> [WORK REQUIRED]
Show all lines that include the string "жену"; copy each one.

> [DATASET EXCERPTS]
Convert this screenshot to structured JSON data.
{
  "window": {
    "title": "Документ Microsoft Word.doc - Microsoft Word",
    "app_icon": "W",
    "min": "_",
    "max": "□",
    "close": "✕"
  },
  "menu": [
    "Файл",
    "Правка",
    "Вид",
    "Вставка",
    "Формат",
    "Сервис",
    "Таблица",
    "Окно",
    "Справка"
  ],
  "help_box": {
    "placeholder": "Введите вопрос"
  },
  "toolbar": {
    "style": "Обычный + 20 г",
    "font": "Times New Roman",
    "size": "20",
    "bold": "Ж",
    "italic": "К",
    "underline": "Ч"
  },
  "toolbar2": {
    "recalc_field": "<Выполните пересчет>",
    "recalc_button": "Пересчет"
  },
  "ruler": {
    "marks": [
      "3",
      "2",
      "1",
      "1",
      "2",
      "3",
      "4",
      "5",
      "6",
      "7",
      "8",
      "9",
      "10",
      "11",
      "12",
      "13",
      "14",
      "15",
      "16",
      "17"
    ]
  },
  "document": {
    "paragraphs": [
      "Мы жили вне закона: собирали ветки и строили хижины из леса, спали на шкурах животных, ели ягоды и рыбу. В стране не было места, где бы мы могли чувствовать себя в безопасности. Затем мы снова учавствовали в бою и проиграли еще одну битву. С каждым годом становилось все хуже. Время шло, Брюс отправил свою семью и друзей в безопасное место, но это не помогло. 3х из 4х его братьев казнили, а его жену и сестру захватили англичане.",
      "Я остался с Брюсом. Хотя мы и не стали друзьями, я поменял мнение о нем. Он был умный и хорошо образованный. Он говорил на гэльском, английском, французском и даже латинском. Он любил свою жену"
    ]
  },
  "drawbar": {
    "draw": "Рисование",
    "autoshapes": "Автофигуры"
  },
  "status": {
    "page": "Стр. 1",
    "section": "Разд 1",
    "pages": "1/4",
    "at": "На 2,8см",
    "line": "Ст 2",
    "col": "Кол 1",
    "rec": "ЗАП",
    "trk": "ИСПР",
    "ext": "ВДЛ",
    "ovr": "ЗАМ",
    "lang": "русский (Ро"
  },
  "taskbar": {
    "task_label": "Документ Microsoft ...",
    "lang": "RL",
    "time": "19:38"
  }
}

> [EXERCISE OUTPUT]
      "Мы жили вне закона: собирали ветки и строили хижины из леса, спали на шкурах животных, ели ягоды и рыбу. В стране не было места, где бы мы могли чувствовать себя в безопасности. Затем мы снова учавствовали в бою и проиграли еще одну битву. С каждым годом становилось все хуже. Время шло, Брюс отправил свою семью и друзей в безопасное место, но это не помогло. 3х из 4х его братьев казнили, а его жену и сестру захватили англичане.",
      "Я остался с Брюсом. Хотя мы и не стали друзьями, я поменял мнение о нем. Он был умный и хорошо образованный. Он говорил на гэльском, английском, французском и даже латинском. Он любил свою жену"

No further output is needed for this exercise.